Excerpt from a dataset —
* * * * * * * * *
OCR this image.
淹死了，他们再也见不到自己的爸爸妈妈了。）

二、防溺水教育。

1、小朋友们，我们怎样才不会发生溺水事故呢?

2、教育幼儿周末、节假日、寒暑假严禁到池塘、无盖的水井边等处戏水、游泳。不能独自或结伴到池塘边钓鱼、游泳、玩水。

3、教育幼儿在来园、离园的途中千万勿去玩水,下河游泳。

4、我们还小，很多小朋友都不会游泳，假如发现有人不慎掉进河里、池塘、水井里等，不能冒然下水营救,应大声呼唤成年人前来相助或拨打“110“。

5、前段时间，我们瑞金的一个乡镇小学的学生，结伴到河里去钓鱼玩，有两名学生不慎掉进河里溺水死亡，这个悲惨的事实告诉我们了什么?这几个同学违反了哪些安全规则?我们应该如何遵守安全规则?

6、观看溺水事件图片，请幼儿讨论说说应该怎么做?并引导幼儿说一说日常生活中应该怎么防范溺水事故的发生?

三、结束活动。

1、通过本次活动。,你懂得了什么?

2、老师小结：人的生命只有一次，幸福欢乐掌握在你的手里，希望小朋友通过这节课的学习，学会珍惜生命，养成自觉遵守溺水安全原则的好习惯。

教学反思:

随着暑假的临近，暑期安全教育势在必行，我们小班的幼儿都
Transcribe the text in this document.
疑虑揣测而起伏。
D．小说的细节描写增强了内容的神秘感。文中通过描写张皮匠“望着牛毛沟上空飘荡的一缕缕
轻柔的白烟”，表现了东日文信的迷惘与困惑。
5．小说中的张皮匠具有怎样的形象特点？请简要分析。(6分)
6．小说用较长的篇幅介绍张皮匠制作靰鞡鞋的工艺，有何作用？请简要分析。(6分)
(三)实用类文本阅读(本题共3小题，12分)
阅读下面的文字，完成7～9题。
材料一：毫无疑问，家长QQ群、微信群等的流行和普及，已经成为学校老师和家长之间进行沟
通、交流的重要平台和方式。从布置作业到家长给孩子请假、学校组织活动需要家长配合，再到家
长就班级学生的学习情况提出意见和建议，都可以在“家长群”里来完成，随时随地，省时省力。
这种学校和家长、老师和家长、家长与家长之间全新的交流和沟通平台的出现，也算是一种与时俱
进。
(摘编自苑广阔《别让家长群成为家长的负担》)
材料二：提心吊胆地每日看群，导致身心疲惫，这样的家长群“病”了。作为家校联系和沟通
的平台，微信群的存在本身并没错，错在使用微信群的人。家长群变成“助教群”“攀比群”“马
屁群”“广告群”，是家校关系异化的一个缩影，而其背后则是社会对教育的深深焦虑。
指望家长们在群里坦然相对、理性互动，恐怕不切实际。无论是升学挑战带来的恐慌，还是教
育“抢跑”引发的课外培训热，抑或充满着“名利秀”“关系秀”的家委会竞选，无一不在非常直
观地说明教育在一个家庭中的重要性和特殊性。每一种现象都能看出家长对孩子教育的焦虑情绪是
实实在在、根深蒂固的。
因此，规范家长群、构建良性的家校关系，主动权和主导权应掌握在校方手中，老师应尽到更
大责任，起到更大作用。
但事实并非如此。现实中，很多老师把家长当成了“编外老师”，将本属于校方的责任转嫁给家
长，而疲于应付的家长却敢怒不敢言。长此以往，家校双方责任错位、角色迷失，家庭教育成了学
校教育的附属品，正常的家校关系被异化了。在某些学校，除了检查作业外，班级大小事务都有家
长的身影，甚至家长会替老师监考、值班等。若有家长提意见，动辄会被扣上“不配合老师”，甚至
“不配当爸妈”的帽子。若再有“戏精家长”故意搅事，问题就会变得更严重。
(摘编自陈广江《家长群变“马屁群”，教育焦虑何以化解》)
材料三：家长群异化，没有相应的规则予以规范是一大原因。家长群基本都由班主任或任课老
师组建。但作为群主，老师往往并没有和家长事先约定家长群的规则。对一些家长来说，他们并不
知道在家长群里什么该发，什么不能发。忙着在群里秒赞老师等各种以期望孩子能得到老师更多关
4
* * * * * * * * *
Goal — In the records above, locate each line with the word "this". Copy all such lines.

Written solution —
OCR this image.
Transcribe the text in this document.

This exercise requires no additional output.